• _Written task_: From the entries that follow, list every line in which the string "values" appears.

• _Material provided_:
◆ ◆ ◆
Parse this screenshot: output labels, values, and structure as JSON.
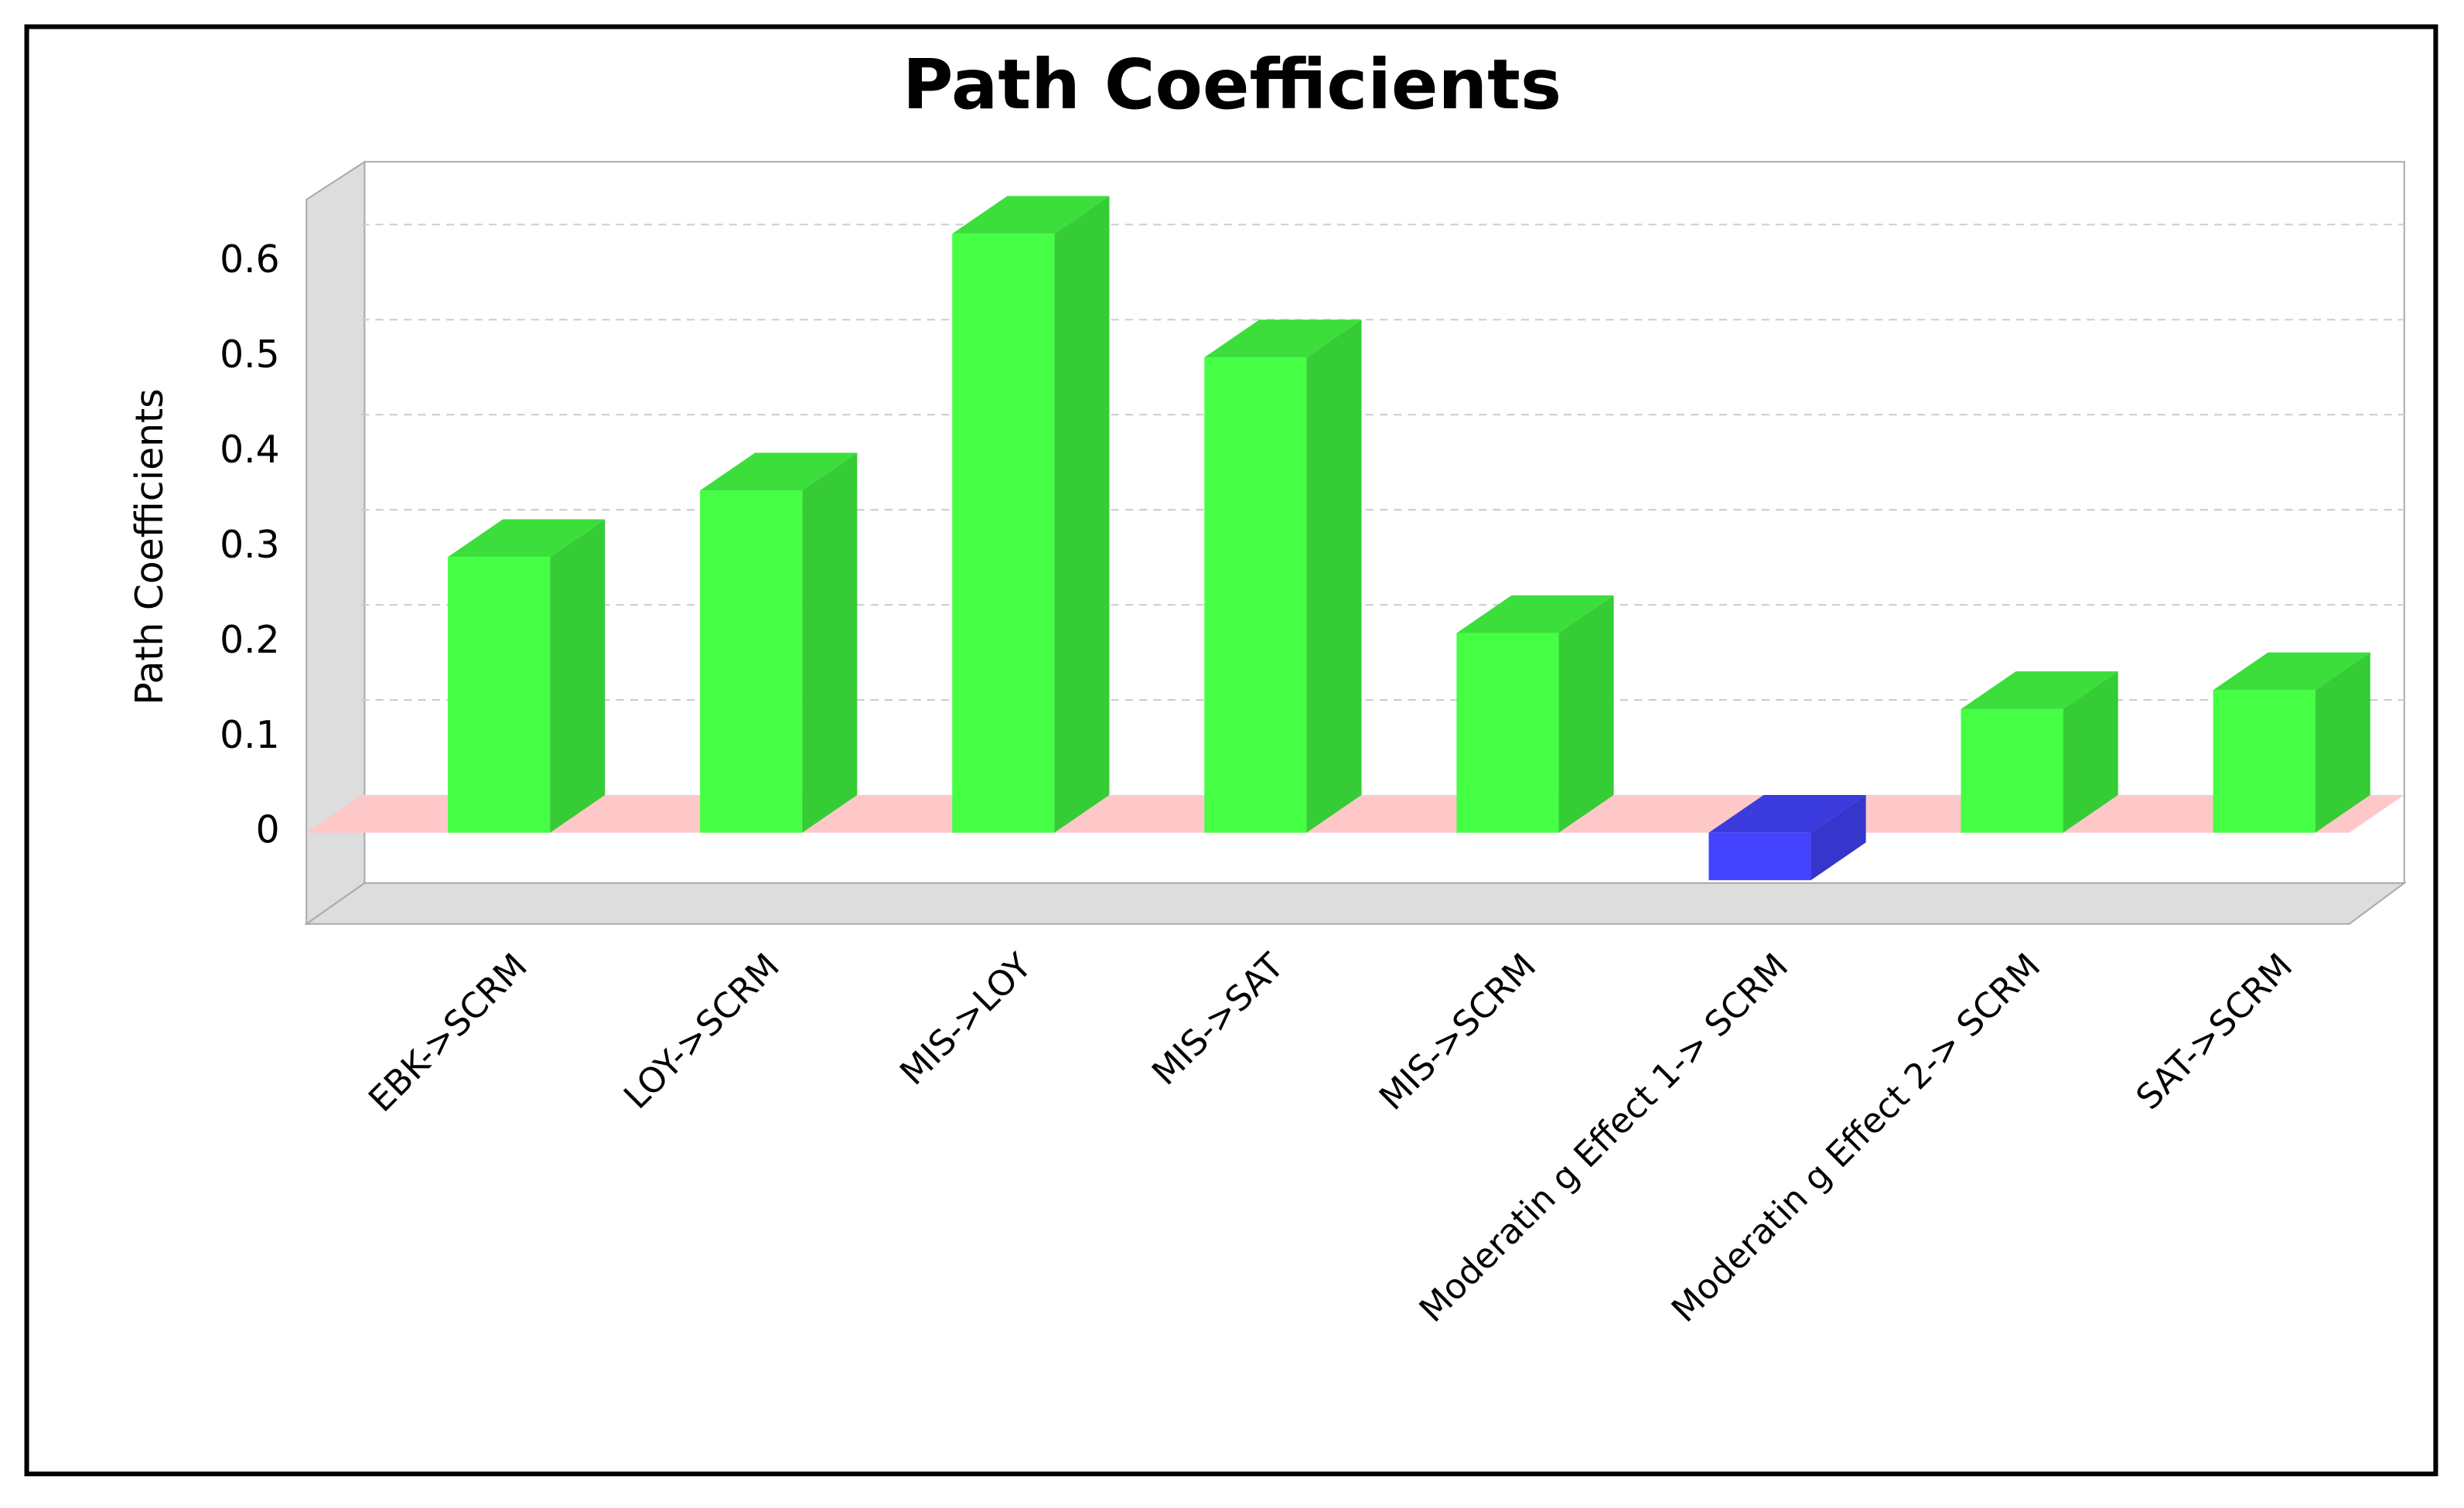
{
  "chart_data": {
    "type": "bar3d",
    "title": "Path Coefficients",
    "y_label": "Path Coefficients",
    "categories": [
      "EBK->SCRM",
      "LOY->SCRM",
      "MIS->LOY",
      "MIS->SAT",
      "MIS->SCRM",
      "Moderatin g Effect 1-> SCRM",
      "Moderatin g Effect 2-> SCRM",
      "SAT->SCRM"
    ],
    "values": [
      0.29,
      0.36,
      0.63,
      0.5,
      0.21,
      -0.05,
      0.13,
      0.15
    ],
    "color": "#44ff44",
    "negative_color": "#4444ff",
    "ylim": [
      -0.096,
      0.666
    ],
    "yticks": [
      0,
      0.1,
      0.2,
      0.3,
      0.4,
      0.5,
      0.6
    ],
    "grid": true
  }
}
◆ ◆ ◆
• _Exercise response_:
Parse this screenshot: output labels, values, and structure as JSON.
    "values": [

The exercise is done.